### [Exercise]
Which lines hold the string "title"? Copy every one of them.

(Chart and figure data)
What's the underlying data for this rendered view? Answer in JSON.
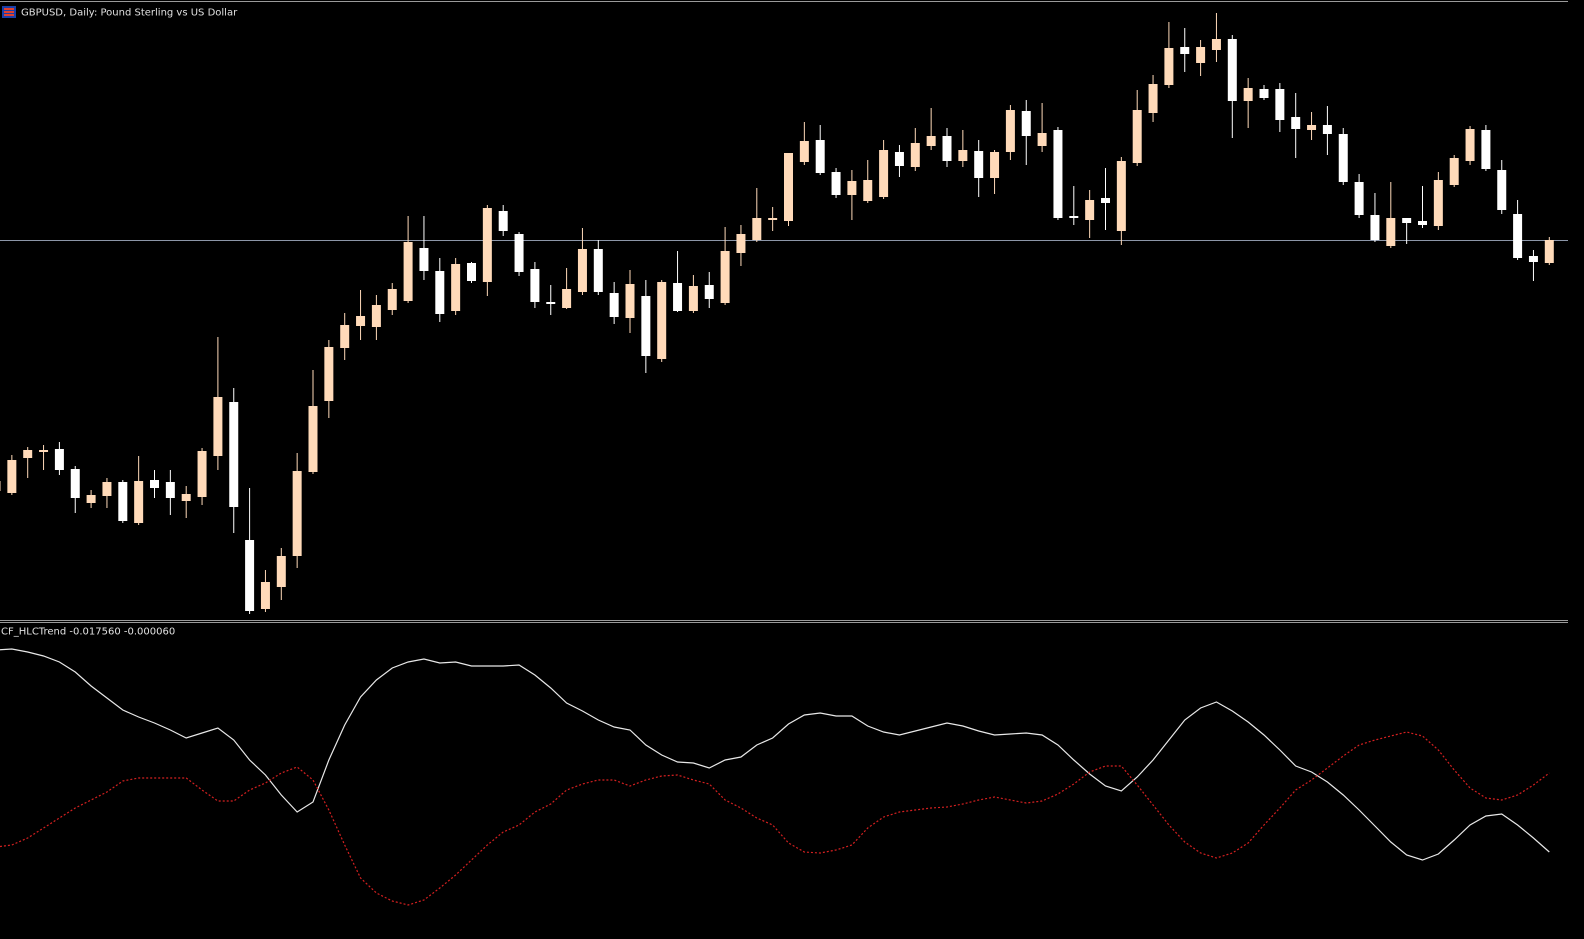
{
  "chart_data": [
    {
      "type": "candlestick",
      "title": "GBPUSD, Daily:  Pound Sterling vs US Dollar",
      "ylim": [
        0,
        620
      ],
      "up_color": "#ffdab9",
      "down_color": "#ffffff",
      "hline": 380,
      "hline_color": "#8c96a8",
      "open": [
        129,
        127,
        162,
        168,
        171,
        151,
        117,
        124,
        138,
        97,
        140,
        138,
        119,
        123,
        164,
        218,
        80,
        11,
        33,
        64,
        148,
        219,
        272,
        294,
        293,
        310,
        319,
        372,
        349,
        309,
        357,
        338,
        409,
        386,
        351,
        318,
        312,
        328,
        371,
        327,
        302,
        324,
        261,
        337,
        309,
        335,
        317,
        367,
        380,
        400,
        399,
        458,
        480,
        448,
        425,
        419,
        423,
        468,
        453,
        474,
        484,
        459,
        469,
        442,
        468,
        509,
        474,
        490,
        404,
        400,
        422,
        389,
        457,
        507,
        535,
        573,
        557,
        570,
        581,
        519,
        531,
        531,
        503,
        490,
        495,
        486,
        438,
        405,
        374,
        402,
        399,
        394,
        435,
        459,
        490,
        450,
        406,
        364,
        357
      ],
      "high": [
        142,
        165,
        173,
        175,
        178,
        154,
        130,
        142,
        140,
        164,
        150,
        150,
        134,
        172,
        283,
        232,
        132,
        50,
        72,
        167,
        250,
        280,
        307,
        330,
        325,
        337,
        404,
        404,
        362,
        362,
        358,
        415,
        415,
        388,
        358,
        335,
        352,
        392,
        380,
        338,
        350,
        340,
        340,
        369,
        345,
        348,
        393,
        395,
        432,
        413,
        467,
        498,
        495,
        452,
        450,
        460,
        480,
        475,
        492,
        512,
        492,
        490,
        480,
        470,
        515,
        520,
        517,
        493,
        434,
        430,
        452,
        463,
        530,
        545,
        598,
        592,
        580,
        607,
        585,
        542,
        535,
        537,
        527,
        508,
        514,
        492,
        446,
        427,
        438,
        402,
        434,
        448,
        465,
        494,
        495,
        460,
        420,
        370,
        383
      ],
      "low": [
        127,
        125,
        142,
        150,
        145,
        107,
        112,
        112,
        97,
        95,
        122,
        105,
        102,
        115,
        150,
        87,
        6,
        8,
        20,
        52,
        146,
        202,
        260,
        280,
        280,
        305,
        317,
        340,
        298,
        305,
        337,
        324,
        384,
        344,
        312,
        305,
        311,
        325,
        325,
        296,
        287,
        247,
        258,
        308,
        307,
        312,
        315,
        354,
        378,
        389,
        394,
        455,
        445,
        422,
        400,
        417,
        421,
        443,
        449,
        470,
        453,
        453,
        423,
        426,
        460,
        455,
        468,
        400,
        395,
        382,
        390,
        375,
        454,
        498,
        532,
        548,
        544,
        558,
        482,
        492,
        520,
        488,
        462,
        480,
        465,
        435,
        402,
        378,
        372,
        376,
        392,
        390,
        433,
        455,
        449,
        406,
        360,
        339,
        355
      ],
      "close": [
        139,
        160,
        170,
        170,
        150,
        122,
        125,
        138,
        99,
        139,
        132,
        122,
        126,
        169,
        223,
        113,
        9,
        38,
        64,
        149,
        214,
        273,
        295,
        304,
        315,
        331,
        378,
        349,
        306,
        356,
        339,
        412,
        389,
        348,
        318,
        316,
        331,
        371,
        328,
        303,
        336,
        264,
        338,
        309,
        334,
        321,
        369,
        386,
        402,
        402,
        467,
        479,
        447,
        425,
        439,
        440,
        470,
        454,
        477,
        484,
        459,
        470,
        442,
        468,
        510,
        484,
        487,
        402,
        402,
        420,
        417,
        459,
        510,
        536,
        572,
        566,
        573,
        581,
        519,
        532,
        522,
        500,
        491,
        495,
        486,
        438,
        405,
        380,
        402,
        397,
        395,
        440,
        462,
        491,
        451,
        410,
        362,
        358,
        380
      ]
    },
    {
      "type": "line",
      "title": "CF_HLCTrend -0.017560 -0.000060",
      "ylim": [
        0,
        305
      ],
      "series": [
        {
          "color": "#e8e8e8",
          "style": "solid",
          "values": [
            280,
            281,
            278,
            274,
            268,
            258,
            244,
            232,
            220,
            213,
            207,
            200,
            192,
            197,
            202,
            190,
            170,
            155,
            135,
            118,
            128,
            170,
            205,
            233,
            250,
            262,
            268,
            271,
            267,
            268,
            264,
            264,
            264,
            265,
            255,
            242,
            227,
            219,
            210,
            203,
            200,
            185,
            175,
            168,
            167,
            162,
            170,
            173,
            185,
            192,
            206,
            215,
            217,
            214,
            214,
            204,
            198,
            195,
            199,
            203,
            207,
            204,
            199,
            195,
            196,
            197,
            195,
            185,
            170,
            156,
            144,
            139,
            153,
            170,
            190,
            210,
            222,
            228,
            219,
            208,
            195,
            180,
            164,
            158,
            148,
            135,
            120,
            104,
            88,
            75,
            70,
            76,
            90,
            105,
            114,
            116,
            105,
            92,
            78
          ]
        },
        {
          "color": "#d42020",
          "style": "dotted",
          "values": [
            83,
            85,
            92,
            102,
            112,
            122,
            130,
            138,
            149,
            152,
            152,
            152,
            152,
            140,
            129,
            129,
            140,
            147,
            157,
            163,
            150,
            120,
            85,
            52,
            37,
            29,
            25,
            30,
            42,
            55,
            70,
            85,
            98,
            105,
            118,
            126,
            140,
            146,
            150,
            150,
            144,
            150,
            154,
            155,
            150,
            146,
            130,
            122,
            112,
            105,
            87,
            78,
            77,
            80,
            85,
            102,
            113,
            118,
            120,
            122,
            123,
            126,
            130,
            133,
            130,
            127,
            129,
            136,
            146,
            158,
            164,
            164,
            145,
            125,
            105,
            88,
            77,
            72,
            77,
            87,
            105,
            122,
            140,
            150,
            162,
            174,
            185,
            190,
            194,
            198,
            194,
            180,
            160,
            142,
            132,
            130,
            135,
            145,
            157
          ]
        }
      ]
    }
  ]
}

### [Reply to the task]
      "title": "GBPUSD, Daily:  Pound Sterling vs US Dollar",
      "title": "CF_HLCTrend -0.017560 -0.000060",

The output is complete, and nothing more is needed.